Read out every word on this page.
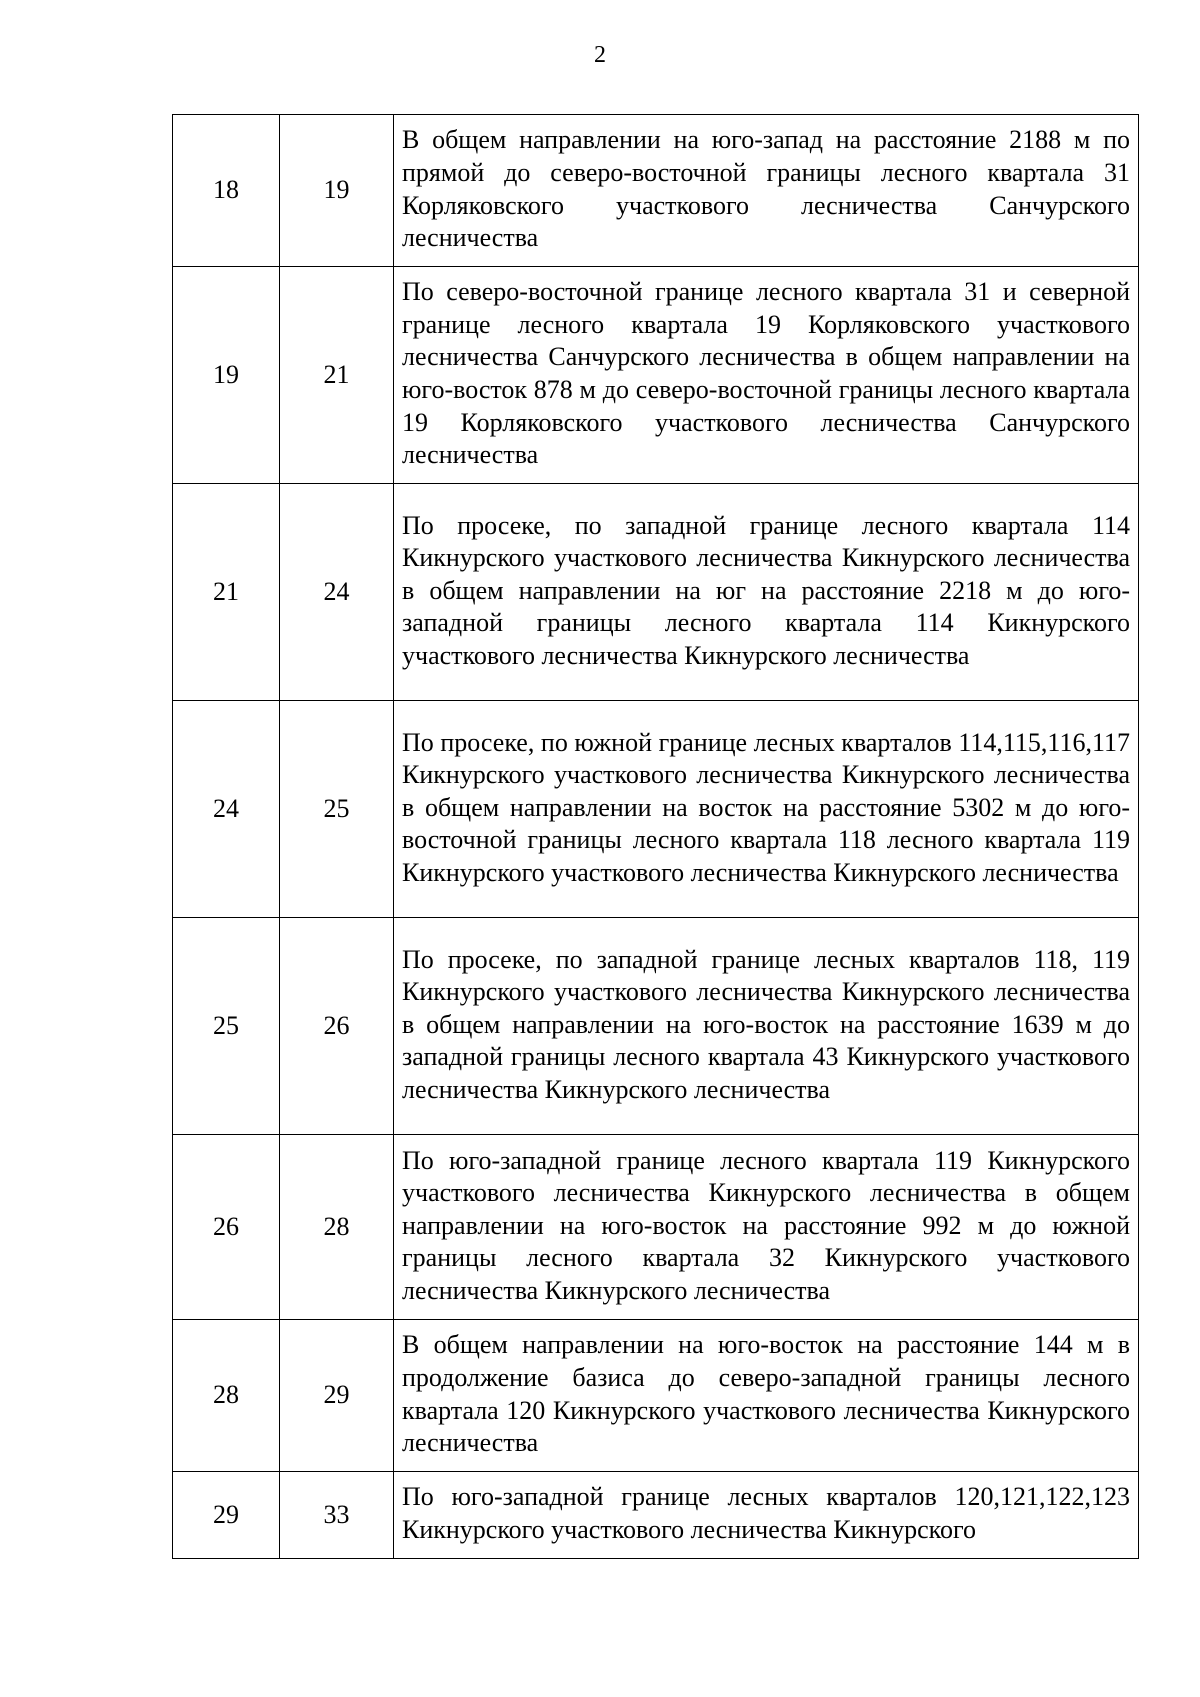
2
18	19	В общем направлении на юго-запад на расстояние 2188 м по прямой до северо-восточной границы лесного квартала 31 Корляковского участкового лесничества Санчурского лесничества
19	21	По северо-восточной границе лесного квартала 31 и северной границе лесного квартала 19 Корляковского участкового лесничества Санчурского лесничества в общем направлении на юго-восток 878 м до северо-восточной границы лесного квартала 19 Корляковского участкового лесничества Санчурского лесничества
21	24	По просеке, по западной границе лесного квартала 114 Кикнурского участкового лесничества Кикнурского лесничества в общем направлении на юг на расстояние 2218 м до юго-западной границы лесного квартала 114 Кикнурского участкового лесничества Кикнурского лесничества
24	25	По просеке, по южной границе лесных кварталов 114,115,116,117 Кикнурского участкового лесничества Кикнурского лесничества в общем направлении на восток на расстояние 5302 м до юго-восточной границы лесного квартала 118 лесного квартала 119 Кикнурского участкового лесничества Кикнурского лесничества
25	26	По просеке, по западной границе лесных кварталов 118, 119 Кикнурского участкового лесничества Кикнурского лесничества в общем направлении на юго-восток на расстояние 1639 м до западной границы лесного квартала 43 Кикнурского участкового лесничества Кикнурского лесничества
26	28	По юго-западной границе лесного квартала 119 Кикнурского участкового лесничества Кикнурского лесничества в общем направлении на юго-восток на расстояние 992 м до южной границы лесного квартала 32 Кикнурского участкового лесничества Кикнурского лесничества
28	29	В общем направлении на юго-восток на расстояние 144 м в продолжение базиса до северо-западной границы лесного квартала 120 Кикнурского участкового лесничества Кикнурского лесничества
29	33	По юго-западной границе лесных кварталов 120,121,122,123 Кикнурского участкового лесничества Кикнурского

» TASK DESCRIPTION
Return from the data every line that holds "квартала".

» OUTPUT OF THE TASK
18	19	В общем направлении на юго-запад на расстояние 2188 м по прямой до северо-восточной границы лесного квартала 31 Корляковского участкового лесничества Санчурского лесничества
19	21	По северо-восточной границе лесного квартала 31 и северной границе лесного квартала 19 Корляковского участкового лесничества Санчурского лесничества в общем направлении на юго-восток 878 м до северо-восточной границы лесного квартала 19 Корляковского участкового лесничества Санчурского лесничества
21	24	По просеке, по западной границе лесного квартала 114 Кикнурского участкового лесничества Кикнурского лесничества в общем направлении на юг на расстояние 2218 м до юго-западной границы лесного квартала 114 Кикнурского участкового лесничества Кикнурского лесничества
24	25	По просеке, по южной границе лесных кварталов 114,115,116,117 Кикнурского участкового лесничества Кикнурского лесничества в общем направлении на восток на расстояние 5302 м до юго-восточной границы лесного квартала 118 лесного квартала 119 Кикнурского участкового лесничества Кикнурского лесничества
25	26	По просеке, по западной границе лесных кварталов 118, 119 Кикнурского участкового лесничества Кикнурского лесничества в общем направлении на юго-восток на расстояние 1639 м до западной границы лесного квартала 43 Кикнурского участкового лесничества Кикнурского лесничества
26	28	По юго-западной границе лесного квартала 119 Кикнурского участкового лесничества Кикнурского лесничества в общем направлении на юго-восток на расстояние 992 м до южной границы лесного квартала 32 Кикнурского участкового лесничества Кикнурского лесничества
28	29	В общем направлении на юго-восток на расстояние 144 м в продолжение базиса до северо-западной границы лесного квартала 120 Кикнурского участкового лесничества Кикнурского лесничества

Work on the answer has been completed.